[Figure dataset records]
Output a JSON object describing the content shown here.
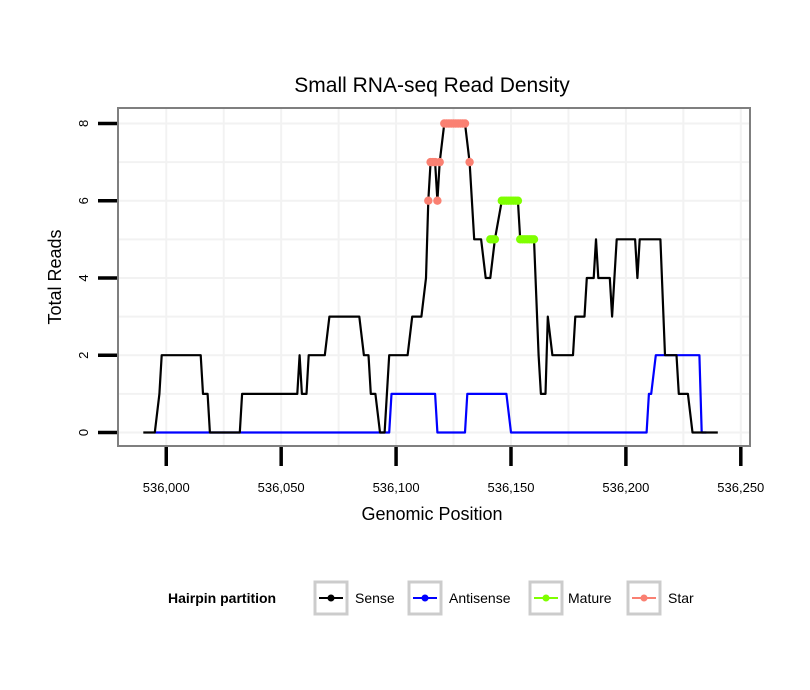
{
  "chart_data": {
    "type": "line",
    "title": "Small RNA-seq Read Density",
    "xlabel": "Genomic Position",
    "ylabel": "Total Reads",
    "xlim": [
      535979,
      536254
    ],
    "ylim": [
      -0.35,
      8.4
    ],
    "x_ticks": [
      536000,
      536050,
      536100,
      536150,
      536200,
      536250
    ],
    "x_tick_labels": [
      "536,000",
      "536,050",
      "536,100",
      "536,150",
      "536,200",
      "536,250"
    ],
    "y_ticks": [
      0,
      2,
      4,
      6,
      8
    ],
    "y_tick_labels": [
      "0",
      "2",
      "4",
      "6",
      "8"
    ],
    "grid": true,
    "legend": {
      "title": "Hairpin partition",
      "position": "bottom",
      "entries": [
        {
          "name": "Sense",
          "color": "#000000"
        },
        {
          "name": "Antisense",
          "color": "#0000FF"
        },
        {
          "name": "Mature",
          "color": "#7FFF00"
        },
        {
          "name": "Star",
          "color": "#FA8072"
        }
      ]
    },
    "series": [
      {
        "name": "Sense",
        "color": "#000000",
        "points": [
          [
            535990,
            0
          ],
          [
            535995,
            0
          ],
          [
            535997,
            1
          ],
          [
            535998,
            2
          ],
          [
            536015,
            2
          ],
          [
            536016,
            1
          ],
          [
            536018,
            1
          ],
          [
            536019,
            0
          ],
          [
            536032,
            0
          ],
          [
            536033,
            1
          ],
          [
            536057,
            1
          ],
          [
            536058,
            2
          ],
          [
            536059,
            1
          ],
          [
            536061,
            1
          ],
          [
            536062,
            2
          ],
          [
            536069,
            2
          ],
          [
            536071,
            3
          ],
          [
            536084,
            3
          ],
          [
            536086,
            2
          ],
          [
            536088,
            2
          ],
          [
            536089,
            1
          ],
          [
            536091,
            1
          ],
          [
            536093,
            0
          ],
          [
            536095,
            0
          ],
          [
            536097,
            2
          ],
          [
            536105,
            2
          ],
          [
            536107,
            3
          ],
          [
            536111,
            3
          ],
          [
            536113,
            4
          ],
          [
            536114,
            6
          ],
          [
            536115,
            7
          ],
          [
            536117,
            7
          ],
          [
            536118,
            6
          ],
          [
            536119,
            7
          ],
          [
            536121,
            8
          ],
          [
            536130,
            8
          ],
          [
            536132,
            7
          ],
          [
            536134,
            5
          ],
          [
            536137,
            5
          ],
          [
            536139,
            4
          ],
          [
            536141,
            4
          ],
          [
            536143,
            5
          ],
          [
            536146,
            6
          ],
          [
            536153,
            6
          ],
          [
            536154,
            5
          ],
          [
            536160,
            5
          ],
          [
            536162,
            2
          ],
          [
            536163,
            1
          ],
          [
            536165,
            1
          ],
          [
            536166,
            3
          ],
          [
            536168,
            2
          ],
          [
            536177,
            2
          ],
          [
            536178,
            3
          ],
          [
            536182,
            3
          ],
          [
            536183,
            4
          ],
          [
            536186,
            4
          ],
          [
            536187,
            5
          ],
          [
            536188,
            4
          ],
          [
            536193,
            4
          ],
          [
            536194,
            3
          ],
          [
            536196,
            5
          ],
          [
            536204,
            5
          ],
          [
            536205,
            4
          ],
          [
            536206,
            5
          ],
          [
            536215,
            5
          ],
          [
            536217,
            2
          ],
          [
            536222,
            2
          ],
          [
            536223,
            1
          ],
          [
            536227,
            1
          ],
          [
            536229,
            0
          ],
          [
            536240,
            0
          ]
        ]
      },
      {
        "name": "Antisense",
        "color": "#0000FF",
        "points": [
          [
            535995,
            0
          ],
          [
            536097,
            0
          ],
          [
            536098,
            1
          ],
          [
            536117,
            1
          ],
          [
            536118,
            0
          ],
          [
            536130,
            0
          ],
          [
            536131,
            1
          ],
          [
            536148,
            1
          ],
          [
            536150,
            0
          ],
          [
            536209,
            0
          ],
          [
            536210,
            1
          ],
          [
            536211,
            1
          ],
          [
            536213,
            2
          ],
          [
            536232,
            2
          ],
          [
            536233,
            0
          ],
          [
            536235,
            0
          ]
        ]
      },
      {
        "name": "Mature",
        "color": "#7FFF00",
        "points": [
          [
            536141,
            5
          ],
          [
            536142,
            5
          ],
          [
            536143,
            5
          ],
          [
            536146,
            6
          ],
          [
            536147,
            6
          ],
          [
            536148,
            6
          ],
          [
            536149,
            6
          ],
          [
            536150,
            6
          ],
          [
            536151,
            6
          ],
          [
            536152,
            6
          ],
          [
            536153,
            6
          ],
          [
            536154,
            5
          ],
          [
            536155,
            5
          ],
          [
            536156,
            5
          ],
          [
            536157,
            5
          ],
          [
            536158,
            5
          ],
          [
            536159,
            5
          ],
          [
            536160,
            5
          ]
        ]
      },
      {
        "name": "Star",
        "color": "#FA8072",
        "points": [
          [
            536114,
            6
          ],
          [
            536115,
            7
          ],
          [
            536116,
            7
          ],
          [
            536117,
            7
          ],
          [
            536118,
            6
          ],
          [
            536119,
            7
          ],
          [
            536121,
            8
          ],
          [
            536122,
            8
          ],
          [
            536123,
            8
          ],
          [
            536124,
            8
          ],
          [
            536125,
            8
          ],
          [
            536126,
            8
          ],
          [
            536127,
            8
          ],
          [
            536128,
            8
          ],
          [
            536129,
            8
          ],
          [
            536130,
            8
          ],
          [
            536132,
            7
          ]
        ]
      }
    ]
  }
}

==

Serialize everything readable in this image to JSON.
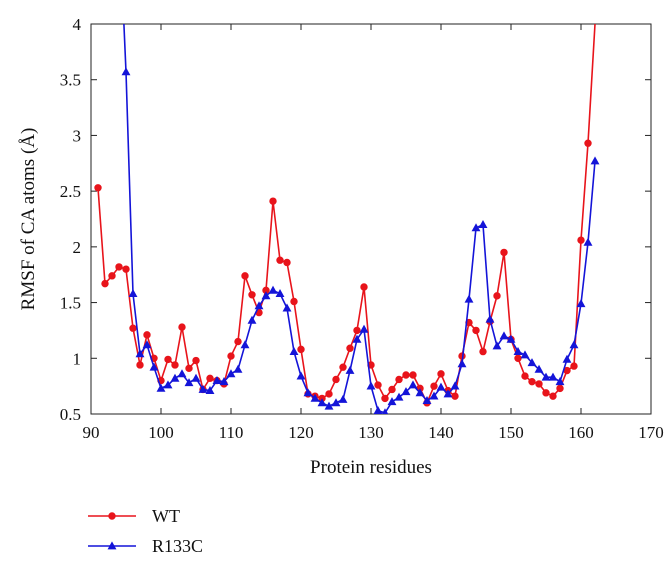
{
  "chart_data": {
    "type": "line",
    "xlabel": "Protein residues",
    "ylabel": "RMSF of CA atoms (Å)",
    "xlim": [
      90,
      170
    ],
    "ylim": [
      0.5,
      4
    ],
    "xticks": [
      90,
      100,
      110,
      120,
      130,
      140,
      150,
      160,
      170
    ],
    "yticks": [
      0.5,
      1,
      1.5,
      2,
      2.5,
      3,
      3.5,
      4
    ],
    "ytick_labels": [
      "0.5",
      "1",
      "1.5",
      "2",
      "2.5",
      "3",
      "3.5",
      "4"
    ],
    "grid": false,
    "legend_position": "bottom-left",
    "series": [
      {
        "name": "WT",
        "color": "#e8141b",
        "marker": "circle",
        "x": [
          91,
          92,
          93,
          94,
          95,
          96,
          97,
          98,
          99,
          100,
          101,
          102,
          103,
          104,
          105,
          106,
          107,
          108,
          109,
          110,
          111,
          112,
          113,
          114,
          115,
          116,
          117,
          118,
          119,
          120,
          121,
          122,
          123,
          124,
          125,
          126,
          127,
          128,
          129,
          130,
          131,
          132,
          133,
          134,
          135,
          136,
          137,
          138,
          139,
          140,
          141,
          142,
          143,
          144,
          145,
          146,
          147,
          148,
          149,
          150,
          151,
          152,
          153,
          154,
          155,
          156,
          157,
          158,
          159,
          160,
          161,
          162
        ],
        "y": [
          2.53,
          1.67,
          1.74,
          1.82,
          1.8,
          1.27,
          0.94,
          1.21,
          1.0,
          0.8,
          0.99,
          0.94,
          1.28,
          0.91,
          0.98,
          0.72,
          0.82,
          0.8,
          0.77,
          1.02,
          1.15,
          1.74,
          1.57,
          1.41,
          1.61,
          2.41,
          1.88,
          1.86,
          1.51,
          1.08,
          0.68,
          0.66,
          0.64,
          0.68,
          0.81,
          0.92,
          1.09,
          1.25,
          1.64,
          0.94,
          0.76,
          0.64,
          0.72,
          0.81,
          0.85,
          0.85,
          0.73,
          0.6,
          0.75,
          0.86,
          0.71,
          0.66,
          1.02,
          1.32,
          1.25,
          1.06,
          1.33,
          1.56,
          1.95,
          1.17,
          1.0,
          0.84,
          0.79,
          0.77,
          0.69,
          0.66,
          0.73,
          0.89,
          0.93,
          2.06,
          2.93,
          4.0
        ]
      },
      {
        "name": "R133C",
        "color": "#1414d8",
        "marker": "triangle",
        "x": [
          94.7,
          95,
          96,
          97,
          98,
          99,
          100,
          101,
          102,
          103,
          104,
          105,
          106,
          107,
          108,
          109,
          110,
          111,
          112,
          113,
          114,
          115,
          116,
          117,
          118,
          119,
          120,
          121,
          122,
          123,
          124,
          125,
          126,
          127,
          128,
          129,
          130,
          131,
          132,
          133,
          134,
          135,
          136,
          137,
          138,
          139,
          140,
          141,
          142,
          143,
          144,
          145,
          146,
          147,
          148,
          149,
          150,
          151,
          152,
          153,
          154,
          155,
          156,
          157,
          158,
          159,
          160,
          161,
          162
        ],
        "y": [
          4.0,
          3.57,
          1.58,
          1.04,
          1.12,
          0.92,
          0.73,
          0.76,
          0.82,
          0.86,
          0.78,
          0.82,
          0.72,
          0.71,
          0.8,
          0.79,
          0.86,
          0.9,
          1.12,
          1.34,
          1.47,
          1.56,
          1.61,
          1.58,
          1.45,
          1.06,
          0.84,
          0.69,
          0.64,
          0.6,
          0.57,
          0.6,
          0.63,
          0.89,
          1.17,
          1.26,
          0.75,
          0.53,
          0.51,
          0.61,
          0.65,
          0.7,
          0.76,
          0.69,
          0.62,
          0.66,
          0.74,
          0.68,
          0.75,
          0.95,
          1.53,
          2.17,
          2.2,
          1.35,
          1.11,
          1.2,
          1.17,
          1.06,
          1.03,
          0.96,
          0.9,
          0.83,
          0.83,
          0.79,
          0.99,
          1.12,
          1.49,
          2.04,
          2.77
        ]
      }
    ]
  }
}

---

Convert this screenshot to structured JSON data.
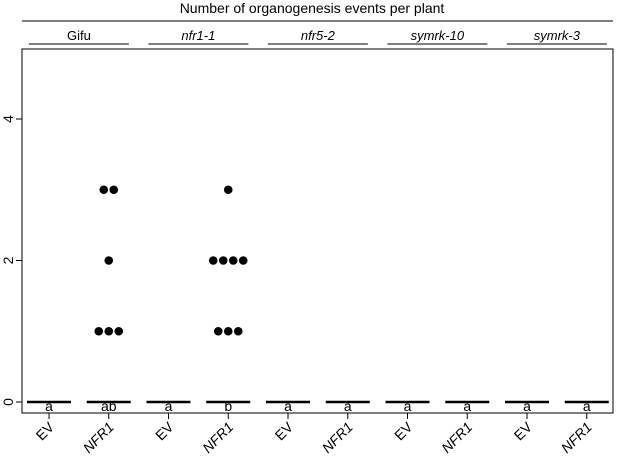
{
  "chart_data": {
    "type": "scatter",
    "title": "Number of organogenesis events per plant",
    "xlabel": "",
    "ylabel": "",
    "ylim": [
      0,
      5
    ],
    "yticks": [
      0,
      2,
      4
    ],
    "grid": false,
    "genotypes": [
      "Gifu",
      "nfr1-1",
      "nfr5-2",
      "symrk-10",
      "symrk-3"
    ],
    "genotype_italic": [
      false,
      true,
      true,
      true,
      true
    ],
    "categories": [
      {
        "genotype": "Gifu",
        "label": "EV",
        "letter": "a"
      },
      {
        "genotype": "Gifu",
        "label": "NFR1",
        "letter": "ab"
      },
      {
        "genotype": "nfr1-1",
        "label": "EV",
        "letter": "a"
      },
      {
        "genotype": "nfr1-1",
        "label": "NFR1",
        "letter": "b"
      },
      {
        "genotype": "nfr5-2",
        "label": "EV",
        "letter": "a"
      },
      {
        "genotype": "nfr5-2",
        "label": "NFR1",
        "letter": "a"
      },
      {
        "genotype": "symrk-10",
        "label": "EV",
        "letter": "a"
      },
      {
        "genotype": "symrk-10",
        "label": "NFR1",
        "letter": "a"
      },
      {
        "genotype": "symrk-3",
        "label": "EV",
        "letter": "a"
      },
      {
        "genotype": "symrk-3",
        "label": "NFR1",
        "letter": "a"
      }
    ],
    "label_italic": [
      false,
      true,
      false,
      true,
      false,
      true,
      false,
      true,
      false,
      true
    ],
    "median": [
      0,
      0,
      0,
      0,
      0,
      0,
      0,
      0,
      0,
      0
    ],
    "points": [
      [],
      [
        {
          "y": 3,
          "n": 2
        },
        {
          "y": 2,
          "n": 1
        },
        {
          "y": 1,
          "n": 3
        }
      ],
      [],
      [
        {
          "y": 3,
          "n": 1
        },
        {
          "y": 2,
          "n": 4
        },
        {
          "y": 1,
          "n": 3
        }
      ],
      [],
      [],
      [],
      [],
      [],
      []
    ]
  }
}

EXERCISE DIRECTIONS
Only lines containing the string "bottom" are needed. Pull each of them out of the records above.

ANSWER TO THIS PROBLEM
      "position": "bottom",
    "legend_position": "bottom-left",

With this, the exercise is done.